Write out the full set of records below exactly.

[Stored data]
↓
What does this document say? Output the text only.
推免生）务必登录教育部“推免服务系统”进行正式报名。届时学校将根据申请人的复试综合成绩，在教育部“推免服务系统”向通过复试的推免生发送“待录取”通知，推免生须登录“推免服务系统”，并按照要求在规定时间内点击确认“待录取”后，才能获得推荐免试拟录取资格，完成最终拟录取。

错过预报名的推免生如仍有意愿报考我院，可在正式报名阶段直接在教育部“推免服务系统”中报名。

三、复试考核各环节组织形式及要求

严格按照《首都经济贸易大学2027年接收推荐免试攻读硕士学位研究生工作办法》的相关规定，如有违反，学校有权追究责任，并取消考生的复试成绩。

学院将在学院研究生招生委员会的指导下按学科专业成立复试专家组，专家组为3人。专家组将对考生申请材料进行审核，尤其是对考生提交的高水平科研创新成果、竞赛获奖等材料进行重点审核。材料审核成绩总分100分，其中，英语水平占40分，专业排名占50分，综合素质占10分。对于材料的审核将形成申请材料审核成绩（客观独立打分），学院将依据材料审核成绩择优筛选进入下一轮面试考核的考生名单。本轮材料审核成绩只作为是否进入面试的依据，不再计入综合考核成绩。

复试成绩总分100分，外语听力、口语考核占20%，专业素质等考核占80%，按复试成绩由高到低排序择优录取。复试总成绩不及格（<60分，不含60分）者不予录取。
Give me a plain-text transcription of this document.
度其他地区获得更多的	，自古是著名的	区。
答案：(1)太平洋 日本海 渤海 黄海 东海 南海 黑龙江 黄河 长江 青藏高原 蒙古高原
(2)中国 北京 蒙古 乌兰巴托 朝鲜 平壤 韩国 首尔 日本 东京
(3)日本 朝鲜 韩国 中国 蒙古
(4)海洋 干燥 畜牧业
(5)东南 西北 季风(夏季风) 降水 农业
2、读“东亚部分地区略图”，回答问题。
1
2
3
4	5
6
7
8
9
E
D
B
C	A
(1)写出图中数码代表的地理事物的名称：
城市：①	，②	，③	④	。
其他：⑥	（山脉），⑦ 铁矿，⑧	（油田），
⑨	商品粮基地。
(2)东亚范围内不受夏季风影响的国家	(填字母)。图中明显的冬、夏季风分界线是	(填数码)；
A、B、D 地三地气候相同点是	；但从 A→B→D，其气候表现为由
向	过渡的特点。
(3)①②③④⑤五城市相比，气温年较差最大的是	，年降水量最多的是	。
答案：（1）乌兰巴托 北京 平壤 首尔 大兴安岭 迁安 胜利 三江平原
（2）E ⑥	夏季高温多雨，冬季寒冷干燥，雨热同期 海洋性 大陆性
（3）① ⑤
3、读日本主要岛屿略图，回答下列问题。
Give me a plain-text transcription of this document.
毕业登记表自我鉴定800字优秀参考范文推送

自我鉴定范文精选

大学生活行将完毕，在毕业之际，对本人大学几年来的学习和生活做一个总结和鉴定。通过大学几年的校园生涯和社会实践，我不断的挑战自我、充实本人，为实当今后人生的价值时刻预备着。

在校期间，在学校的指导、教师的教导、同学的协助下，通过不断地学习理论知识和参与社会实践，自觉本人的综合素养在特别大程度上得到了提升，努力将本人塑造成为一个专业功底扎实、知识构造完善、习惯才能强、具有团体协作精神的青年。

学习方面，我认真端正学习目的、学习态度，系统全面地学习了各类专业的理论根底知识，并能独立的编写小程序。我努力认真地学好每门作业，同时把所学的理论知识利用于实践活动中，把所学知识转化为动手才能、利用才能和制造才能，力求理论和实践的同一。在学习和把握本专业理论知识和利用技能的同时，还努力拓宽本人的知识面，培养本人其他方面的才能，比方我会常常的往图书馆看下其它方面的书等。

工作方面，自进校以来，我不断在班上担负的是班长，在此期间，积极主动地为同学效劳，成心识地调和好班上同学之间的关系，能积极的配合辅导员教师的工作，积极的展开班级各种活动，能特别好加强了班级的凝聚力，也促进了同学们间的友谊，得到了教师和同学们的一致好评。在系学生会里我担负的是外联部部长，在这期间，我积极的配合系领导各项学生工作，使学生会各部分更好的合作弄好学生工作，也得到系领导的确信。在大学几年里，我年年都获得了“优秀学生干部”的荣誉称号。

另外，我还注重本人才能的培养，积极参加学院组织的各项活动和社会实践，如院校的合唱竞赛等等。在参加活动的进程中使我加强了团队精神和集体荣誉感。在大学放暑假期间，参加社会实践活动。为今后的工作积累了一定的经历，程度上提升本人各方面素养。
↑
Answer to this exercise:
What does this document say? Output the text only.
推免生）务必登录教育部“推免服务系统”进行正式报名。届时学校将根据申请人的复试综合成绩，在教育部“推免服务系统”向通过复试的推免生发送“待录取”通知，推免生须登录“推免服务系统”，并按照要求在规定时间内点击确认“待录取”后，才能获得推荐免试拟录取资格，完成最终拟录取。

错过预报名的推免生如仍有意愿报考我院，可在正式报名阶段直接在教育部“推免服务系统”中报名。

三、复试考核各环节组织形式及要求

严格按照《首都经济贸易大学2027年接收推荐免试攻读硕士学位研究生工作办法》的相关规定，如有违反，学校有权追究责任，并取消考生的复试成绩。

学院将在学院研究生招生委员会的指导下按学科专业成立复试专家组，专家组为3人。专家组将对考生申请材料进行审核，尤其是对考生提交的高水平科研创新成果、竞赛获奖等材料进行重点审核。材料审核成绩总分100分，其中，英语水平占40分，专业排名占50分，综合素质占10分。对于材料的审核将形成申请材料审核成绩（客观独立打分），学院将依据材料审核成绩择优筛选进入下一轮面试考核的考生名单。本轮材料审核成绩只作为是否进入面试的依据，不再计入综合考核成绩。

复试成绩总分100分，外语听力、口语考核占20%，专业素质等考核占80%，按复试成绩由高到低排序择优录取。复试总成绩不及格（<60分，不含60分）者不予录取。
Give me a plain-text transcription of this document.
度其他地区获得更多的	，自古是著名的	区。
答案：(1)太平洋 日本海 渤海 黄海 东海 南海 黑龙江 黄河 长江 青藏高原 蒙古高原
(2)中国 北京 蒙古 乌兰巴托 朝鲜 平壤 韩国 首尔 日本 东京
(3)日本 朝鲜 韩国 中国 蒙古
(4)海洋 干燥 畜牧业
(5)东南 西北 季风(夏季风) 降水 农业
2、读“东亚部分地区略图”，回答问题。
1
2
3
4	5
6
7
8
9
E
D
B
C	A
(1)写出图中数码代表的地理事物的名称：
城市：①	，②	，③	④	。
其他：⑥	（山脉），⑦ 铁矿，⑧	（油田），
⑨	商品粮基地。
(2)东亚范围内不受夏季风影响的国家	(填字母)。图中明显的冬、夏季风分界线是	(填数码)；
A、B、D 地三地气候相同点是	；但从 A→B→D，其气候表现为由
向	过渡的特点。
(3)①②③④⑤五城市相比，气温年较差最大的是	，年降水量最多的是	。
答案：（1）乌兰巴托 北京 平壤 首尔 大兴安岭 迁安 胜利 三江平原
（2）E ⑥	夏季高温多雨，冬季寒冷干燥，雨热同期 海洋性 大陆性
（3）① ⑤
3、读日本主要岛屿略图，回答下列问题。
Give me a plain-text transcription of this document.
毕业登记表自我鉴定800字优秀参考范文推送

自我鉴定范文精选

大学生活行将完毕，在毕业之际，对本人大学几年来的学习和生活做一个总结和鉴定。通过大学几年的校园生涯和社会实践，我不断的挑战自我、充实本人，为实当今后人生的价值时刻预备着。

在校期间，在学校的指导、教师的教导、同学的协助下，通过不断地学习理论知识和参与社会实践，自觉本人的综合素养在特别大程度上得到了提升，努力将本人塑造成为一个专业功底扎实、知识构造完善、习惯才能强、具有团体协作精神的青年。

学习方面，我认真端正学习目的、学习态度，系统全面地学习了各类专业的理论根底知识，并能独立的编写小程序。我努力认真地学好每门作业，同时把所学的理论知识利用于实践活动中，把所学知识转化为动手才能、利用才能和制造才能，力求理论和实践的同一。在学习和把握本专业理论知识和利用技能的同时，还努力拓宽本人的知识面，培养本人其他方面的才能，比方我会常常的往图书馆看下其它方面的书等。

工作方面，自进校以来，我不断在班上担负的是班长，在此期间，积极主动地为同学效劳，成心识地调和好班上同学之间的关系，能积极的配合辅导员教师的工作，积极的展开班级各种活动，能特别好加强了班级的凝聚力，也促进了同学们间的友谊，得到了教师和同学们的一致好评。在系学生会里我担负的是外联部部长，在这期间，我积极的配合系领导各项学生工作，使学生会各部分更好的合作弄好学生工作，也得到系领导的确信。在大学几年里，我年年都获得了“优秀学生干部”的荣誉称号。

另外，我还注重本人才能的培养，积极参加学院组织的各项活动和社会实践，如院校的合唱竞赛等等。在参加活动的进程中使我加强了团队精神和集体荣誉感。在大学放暑假期间，参加社会实践活动。为今后的工作积累了一定的经历，程度上提升本人各方面素养。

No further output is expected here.